● **Work to complete**
(1) In the passage about Rosie's run across America, what is the orange cart she pulls called?
(2) Write the next part of the passage about Rosie's run across America, picking up after its final sentence.

● **Quoted passage**

That bright orange cart she pulls? It's named "Icebird," and is a conversation-starter onto itself. People are regularly drawn to the strange-looking cart emblazoned with the words, "God Bless America. Running for a Cause. Completed: 27 marathons in 27 days." And yes, she actually did finish 27 marathons in 27 consecutive days. And she didn't start running until she was 50.

So who is this woman, grandmother to two, and global adventurer? Much has been written about Rosie, but here are a few of her accomplishments: Besides that epic five-year run around the world in which she raised money for charities, she's also broken the record for completing a solo transatlantic voyage, traveling in a 17-foot boat; she speed trekked to the Mount Everest base camp; completed the Marathon des Sables, considered the "Toughest Footrace on Earth" -- twice; and she rode 3,000 miles on horseback from the Atacama desert to Patagonia. She also ran 1,000 miles -- unsupported -- across the lava deserts and glaciers of Iceland. Queen Elizabeth named her a member of the British Empire -- an honor a step or two below being knighted.

But this run across America is less about the journey and more about the conversation. She wants to tell the stories of Americans who fly beneath the public radar. "At my age, you can't wait for the world to come to you. You have to come to the world," she said.

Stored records
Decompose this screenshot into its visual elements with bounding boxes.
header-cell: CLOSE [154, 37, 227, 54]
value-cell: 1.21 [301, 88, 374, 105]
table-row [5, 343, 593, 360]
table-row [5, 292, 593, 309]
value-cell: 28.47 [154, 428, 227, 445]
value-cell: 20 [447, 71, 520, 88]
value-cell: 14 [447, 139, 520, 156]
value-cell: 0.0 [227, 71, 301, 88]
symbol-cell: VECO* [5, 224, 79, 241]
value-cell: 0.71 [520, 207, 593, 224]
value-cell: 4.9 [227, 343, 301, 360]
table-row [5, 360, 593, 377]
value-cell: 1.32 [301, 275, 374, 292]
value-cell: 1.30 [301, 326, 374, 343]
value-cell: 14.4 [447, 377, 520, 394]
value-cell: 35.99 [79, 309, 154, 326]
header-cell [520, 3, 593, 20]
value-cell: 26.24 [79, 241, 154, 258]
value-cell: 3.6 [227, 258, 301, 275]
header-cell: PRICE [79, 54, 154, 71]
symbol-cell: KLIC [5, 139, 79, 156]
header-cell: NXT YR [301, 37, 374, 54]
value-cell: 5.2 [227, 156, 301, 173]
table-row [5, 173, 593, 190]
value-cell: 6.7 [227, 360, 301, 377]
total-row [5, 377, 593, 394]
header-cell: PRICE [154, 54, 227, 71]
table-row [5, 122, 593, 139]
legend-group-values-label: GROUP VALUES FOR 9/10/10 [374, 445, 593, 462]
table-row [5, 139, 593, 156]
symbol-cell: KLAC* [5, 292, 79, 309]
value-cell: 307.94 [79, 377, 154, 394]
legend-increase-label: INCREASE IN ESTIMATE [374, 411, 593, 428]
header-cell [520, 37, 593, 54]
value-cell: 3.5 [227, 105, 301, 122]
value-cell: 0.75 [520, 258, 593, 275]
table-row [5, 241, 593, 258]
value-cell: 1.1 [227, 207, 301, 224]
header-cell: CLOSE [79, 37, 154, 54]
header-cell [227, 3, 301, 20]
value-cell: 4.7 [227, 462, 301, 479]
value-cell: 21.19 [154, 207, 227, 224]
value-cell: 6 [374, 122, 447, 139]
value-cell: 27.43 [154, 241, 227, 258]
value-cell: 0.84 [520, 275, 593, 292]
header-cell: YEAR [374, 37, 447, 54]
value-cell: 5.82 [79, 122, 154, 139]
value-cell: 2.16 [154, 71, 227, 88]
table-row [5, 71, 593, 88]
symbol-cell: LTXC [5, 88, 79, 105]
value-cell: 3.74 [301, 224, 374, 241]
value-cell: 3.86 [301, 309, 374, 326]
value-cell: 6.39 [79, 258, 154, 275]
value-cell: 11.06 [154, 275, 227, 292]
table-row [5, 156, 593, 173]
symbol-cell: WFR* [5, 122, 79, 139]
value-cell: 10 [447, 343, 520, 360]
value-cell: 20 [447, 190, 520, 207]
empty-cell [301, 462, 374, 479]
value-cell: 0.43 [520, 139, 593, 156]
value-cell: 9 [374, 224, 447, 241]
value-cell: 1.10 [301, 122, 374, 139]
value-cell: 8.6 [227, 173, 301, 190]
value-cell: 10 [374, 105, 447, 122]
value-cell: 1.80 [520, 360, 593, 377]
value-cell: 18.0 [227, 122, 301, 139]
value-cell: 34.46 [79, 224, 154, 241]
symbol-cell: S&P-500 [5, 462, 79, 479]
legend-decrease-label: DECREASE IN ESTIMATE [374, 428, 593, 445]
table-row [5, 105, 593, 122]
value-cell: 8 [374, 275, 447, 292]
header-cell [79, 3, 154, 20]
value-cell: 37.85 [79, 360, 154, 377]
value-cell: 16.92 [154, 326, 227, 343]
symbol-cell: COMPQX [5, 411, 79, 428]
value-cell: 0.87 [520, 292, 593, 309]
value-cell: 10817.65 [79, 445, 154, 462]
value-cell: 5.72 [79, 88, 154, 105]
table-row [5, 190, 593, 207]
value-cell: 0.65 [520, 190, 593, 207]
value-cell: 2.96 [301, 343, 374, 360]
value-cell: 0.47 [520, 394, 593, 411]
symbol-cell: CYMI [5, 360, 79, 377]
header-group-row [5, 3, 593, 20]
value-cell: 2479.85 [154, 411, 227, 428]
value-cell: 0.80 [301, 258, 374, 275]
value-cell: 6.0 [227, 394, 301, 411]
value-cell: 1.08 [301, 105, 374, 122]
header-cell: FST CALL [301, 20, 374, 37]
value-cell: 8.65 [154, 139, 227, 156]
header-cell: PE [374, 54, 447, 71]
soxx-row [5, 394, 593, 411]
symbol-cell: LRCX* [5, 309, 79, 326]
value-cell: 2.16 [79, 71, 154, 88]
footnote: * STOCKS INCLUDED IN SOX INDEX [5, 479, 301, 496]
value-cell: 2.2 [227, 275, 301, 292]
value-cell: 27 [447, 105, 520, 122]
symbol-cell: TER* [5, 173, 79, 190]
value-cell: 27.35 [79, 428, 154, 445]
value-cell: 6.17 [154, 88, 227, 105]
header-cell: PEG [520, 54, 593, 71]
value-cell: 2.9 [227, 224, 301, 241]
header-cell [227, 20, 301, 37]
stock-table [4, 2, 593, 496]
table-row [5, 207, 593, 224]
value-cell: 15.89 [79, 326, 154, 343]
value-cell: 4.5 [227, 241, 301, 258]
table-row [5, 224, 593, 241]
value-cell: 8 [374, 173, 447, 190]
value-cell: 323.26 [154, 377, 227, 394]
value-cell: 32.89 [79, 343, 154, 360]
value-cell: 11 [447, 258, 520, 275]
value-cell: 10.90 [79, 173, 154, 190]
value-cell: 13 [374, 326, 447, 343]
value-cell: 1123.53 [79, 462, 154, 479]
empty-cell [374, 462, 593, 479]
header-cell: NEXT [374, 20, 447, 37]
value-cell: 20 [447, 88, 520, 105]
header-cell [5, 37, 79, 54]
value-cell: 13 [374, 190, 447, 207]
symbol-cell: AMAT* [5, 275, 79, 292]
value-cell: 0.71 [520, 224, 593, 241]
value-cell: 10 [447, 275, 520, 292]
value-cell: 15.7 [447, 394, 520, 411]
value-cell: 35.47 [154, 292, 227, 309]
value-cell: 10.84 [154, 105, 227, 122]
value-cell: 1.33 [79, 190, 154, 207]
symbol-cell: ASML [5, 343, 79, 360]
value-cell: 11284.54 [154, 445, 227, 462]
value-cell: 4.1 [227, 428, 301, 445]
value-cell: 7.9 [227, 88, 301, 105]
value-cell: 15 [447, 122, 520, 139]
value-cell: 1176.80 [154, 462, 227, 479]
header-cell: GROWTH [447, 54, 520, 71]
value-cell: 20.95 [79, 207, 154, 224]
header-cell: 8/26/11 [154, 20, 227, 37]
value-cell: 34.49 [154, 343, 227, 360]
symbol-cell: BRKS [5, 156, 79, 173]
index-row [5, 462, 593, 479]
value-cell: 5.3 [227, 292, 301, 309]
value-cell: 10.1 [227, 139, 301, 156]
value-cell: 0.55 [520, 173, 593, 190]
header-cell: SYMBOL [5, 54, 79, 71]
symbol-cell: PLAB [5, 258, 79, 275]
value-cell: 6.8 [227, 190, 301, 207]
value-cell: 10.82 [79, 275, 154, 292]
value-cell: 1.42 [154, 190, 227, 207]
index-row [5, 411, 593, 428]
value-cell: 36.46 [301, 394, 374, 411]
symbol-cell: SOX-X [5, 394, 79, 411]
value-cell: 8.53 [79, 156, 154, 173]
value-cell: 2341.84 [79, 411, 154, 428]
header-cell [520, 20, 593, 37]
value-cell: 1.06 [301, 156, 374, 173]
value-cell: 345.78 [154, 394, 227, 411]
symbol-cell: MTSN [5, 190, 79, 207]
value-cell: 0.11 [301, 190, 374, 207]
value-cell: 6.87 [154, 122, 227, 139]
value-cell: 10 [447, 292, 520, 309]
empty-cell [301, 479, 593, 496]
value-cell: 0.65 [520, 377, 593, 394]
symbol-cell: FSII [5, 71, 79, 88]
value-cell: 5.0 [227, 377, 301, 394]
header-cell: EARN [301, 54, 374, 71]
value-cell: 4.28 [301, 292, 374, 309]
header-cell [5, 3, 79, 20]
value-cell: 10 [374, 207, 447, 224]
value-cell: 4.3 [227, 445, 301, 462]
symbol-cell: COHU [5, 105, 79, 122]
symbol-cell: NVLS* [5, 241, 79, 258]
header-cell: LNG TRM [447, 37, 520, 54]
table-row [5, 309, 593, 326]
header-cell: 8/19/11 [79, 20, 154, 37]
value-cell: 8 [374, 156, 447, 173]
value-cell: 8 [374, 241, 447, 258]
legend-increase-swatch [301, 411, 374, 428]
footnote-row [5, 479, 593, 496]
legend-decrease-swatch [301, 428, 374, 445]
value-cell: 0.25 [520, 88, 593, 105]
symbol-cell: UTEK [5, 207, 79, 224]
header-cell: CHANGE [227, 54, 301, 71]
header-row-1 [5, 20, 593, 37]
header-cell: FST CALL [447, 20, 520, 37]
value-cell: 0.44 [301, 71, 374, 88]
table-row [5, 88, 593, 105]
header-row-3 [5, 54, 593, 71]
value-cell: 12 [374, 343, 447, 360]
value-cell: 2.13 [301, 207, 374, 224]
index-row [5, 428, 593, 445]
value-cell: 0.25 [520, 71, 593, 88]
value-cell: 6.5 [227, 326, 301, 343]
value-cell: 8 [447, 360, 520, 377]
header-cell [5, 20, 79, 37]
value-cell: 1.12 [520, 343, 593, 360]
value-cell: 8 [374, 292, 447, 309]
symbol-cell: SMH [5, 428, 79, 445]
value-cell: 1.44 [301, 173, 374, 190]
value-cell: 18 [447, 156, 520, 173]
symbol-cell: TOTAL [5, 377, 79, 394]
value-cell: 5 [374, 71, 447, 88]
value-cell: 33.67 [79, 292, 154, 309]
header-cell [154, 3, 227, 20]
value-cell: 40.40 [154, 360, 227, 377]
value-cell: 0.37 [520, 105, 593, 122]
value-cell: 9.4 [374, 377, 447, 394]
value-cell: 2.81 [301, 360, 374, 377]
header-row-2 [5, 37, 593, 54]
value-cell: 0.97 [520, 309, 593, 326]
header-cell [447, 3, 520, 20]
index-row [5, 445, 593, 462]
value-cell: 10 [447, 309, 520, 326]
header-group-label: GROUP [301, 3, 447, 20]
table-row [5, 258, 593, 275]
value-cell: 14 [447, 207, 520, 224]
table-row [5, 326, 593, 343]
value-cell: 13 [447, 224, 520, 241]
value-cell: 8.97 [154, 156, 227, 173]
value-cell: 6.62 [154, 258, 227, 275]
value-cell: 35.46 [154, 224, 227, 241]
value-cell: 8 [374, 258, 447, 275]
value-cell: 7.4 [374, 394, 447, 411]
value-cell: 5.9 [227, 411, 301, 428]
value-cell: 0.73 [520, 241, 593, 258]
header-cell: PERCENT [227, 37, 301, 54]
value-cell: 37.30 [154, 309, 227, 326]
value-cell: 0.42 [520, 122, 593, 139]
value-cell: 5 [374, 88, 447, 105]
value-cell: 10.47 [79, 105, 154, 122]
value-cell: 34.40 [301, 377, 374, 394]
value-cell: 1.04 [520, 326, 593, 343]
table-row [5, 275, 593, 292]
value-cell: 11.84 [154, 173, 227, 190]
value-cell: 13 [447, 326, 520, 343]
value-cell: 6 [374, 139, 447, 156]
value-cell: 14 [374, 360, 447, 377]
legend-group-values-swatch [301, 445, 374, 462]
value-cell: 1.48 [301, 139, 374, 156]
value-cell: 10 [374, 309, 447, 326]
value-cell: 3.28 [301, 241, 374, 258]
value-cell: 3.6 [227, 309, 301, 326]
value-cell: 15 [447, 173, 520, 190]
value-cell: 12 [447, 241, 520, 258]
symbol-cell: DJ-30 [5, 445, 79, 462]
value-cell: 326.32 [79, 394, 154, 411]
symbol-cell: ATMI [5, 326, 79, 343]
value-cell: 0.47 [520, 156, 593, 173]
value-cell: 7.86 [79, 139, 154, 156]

● **Answers below**
(1) Icebird

(2)
Icebird, the Amish-made lightweight aluminum cart that she pulls behind her as she runs, is a big icebreaker. "People stop me and ask about Icebird," she says. Icebird is more utilitarian than that though. It also houses her sleeping mattress and laptop and a small stove, which on the day we spoke she had forgotten to turn off and almost caused a fire. Rosie, who speaks as rapidly as she runs, considers it all part of the adventure. She began this journey in October in New York and will end it in San Francisco, anticipating that it will take nine months to a year to complete. She runs alone, has no support car trailing behind her, doesn't travel with an entourage, and has no set itinerary except to follow the spirit as it moves her. Icebird doesn't lock, so she also travels with a strong faith in humanity. She relies on the free WiFi available at donut and coffee shops and a cell phone to communicate and picks up paid speaking engagements along the way -- although she mostly speaks for free. She won't accept cash from well-wishers who she inspires along the way, but instead tells them to give it to their favorite cause or charity, not her.

But people do help her in a "million different ways," she said. Living literally on the road makes things like delivering copies of her international best-seller book, "Just a little Run Around the World," difficult. "Where do I have them sent to?" she asks. Meals are frugal affairs since her budget is small -- there but for the kindness of strangers could be her motto. And those strangers range from a Princeton professor who invited her to speak to his class to the disheveled homeless woman who offered her some extra clothing. She recalls the homeless man in Newark, N.J., who told her about his dream of going to barber school and another who cautioned her against sleeping in a particularly dangerous doorway. "If you give up, it never gets any better," Rosie believes. "I'm a happier person because I've gone on and done challenges."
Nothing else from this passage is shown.